Count every line below that contains "systems", then state the total with no other output.

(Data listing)

⟨

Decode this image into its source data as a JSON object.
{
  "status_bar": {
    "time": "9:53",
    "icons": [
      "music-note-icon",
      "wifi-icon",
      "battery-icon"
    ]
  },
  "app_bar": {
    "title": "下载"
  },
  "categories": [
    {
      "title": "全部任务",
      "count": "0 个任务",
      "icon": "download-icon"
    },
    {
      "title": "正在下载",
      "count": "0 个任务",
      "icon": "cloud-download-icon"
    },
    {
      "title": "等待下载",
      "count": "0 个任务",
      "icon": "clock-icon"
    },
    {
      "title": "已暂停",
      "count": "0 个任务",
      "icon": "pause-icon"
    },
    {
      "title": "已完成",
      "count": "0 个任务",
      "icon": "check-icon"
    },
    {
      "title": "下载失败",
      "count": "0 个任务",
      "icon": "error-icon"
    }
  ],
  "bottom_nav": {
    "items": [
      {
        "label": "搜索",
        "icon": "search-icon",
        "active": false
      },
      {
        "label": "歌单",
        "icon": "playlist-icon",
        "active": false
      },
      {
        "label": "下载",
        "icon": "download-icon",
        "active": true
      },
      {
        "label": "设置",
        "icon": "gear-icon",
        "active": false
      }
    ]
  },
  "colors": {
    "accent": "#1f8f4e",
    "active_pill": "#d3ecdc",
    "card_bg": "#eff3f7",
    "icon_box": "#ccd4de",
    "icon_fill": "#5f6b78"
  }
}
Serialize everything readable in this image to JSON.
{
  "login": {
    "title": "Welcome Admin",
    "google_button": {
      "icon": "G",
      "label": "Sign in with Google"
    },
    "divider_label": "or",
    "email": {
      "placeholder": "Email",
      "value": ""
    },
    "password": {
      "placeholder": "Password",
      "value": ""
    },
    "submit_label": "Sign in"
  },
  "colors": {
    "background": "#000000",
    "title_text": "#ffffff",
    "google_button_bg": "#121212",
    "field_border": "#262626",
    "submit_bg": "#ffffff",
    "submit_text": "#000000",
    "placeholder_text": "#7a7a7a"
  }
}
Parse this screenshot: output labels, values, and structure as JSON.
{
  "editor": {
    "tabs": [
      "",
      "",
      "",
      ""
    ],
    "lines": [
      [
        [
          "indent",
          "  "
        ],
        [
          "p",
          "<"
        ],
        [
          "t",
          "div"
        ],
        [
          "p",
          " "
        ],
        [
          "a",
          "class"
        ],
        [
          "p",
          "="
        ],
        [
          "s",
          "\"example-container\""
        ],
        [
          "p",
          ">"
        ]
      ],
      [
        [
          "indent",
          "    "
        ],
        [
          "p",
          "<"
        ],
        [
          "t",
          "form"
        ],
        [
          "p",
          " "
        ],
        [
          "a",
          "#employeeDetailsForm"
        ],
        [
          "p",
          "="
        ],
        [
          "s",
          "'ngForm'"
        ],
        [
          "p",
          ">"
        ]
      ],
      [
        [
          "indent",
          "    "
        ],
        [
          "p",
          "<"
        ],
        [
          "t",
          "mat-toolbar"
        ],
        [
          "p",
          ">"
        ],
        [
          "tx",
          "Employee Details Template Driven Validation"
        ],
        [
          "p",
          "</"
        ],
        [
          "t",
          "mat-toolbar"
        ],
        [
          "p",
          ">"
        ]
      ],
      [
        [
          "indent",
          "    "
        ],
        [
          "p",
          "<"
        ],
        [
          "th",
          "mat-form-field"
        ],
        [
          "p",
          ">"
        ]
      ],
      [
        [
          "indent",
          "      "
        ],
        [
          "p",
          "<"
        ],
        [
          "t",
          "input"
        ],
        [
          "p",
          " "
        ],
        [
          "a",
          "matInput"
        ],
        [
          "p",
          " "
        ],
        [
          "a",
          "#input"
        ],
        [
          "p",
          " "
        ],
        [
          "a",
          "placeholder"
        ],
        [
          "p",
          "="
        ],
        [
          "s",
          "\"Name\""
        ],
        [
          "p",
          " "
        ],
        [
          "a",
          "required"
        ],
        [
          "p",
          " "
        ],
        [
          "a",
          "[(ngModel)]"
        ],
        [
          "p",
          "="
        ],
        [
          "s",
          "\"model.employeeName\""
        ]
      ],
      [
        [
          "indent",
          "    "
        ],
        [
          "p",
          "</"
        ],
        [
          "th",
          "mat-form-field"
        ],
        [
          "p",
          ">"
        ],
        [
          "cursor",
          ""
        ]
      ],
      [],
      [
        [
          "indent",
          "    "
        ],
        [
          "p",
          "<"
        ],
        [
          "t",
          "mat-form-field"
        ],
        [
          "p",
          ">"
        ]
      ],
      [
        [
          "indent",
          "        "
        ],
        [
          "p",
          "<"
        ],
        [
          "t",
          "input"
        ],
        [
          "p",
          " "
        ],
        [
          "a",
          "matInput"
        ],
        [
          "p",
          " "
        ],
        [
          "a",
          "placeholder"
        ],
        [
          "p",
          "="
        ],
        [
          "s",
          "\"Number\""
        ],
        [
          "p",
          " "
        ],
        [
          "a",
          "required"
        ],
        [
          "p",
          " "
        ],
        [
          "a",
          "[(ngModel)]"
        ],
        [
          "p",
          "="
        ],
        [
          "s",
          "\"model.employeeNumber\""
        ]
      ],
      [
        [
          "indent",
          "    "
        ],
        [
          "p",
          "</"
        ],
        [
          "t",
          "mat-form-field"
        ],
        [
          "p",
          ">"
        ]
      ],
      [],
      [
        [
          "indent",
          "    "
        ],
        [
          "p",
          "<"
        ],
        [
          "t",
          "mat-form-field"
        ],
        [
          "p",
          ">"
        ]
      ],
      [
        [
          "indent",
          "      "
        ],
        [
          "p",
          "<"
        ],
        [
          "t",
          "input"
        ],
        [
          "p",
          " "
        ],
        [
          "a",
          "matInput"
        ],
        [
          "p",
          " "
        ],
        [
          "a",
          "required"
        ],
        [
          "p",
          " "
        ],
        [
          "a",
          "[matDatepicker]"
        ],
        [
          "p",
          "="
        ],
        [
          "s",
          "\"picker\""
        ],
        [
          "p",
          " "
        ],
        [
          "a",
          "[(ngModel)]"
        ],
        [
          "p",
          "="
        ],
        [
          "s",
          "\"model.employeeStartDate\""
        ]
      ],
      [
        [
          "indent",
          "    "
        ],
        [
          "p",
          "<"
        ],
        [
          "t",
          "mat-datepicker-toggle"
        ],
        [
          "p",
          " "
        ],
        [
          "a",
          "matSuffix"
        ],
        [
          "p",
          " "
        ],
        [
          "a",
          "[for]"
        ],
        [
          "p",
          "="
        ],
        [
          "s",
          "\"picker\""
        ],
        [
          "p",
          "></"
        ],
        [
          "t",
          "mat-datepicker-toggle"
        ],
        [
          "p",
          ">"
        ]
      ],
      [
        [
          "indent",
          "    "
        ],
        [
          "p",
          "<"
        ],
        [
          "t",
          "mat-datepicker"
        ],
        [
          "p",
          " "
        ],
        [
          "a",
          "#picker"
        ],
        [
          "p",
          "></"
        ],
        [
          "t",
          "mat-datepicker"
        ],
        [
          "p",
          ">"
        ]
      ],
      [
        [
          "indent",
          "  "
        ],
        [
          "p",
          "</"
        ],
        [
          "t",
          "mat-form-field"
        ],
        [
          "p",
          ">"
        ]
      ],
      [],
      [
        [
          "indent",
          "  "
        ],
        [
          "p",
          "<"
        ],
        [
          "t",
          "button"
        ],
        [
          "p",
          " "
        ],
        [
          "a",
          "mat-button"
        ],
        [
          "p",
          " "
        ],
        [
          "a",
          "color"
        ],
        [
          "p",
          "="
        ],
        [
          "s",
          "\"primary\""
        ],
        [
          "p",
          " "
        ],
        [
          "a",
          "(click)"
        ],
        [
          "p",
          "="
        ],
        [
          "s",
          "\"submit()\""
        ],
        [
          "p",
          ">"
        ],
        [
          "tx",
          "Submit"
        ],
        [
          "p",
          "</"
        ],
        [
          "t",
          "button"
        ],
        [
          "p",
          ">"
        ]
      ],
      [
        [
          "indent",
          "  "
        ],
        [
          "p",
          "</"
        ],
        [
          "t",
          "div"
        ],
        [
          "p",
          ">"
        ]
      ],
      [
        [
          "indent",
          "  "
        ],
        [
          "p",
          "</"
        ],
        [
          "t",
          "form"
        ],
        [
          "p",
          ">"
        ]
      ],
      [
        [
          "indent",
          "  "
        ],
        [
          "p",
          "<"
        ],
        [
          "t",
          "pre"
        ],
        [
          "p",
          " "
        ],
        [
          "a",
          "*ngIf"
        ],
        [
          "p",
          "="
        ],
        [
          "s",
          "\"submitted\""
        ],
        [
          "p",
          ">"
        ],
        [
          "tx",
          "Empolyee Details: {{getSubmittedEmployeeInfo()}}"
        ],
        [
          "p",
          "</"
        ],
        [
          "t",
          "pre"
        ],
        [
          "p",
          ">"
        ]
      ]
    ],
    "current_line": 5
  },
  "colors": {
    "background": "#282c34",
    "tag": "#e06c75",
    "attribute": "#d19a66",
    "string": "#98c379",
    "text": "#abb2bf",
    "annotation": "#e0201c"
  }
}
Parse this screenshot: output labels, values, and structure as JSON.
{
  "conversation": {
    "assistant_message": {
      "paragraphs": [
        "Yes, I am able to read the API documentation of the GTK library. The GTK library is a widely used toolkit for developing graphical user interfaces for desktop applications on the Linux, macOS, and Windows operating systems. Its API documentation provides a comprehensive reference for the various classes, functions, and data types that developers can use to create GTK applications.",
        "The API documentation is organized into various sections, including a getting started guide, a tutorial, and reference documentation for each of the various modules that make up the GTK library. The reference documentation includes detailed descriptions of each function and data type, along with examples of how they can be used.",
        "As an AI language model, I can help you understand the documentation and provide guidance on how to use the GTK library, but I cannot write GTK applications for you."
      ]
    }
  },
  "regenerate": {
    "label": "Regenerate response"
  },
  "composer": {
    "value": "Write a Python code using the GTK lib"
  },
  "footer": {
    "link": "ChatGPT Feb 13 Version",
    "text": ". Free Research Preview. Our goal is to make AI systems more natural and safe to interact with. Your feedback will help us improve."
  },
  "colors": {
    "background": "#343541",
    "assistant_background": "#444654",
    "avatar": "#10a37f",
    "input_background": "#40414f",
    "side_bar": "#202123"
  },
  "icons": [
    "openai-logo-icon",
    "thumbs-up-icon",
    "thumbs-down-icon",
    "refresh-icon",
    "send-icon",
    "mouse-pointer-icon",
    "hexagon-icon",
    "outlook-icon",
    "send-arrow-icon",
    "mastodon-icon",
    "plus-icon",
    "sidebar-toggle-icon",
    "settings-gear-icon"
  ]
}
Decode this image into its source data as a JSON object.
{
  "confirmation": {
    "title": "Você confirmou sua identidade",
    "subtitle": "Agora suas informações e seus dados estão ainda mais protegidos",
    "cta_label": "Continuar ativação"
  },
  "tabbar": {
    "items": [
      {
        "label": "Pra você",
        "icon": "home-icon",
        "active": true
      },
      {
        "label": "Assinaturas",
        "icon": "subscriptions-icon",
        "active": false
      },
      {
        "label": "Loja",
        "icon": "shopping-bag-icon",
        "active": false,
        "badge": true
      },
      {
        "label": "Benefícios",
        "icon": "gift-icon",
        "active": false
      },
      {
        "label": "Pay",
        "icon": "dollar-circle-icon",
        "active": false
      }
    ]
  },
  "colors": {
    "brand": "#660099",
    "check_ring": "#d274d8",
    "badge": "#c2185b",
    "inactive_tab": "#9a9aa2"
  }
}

⟩

Task result
2